## Task goal
Check every line for the word "information" and state how many lines have it. Reply with the number alone.

(Data records)
──────

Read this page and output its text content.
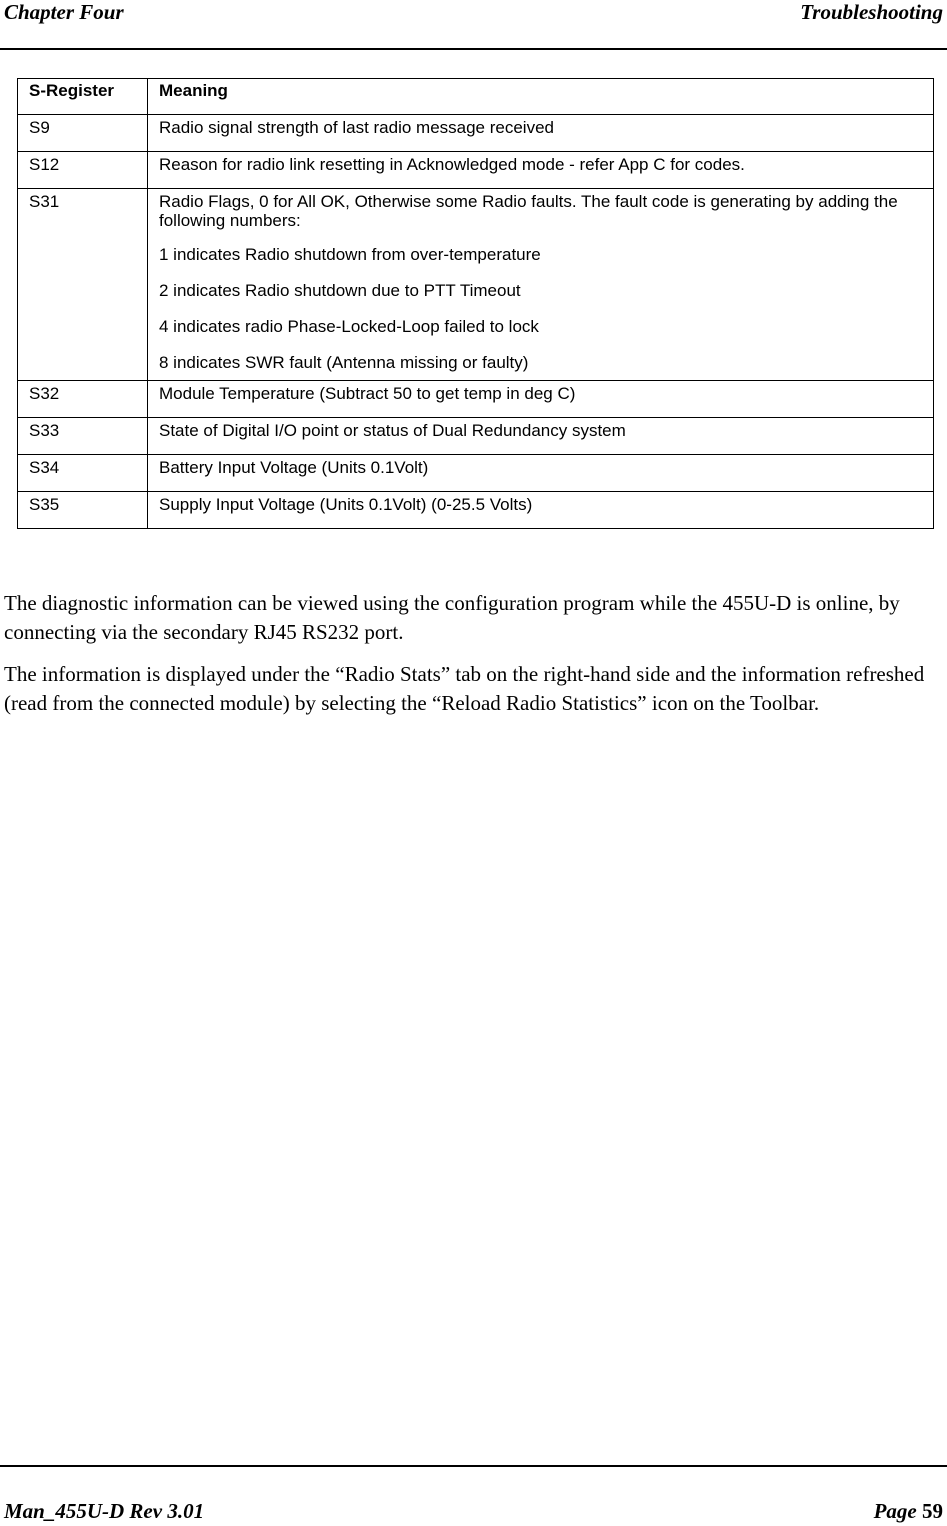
Chapter Four	Troubleshooting
S-Register	Meaning
S9	Radio signal strength of last radio message received
S12	Reason for radio link resetting in Acknowledged mode - refer App C for codes.
S31	Radio Flags, 0 for All OK, Otherwise some Radio faults. The fault code is generating by adding the following numbers:
1 indicates Radio shutdown from over-temperature
2 indicates Radio shutdown due to PTT Timeout
4 indicates radio Phase-Locked-Loop failed to lock
8 indicates SWR fault (Antenna missing or faulty)

S32	Module Temperature (Subtract 50 to get temp in deg C)
S33	State of Digital I/O point or status of Dual Redundancy system
S34	Battery Input Voltage (Units 0.1Volt)
S35	Supply Input Voltage (Units 0.1Volt) (0-25.5 Volts)

The diagnostic information can be viewed using the configuration program while the 455U-D is online, by connecting via the secondary RJ45 RS232 port.

The information is displayed under the “Radio Stats” tab on the right-hand side and the information refreshed (read from the connected module) by selecting the “Reload Radio Statistics” icon on the Toolbar.

Man_455U-D Rev 3.01	Page 59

──────

## Solution to this exercise
2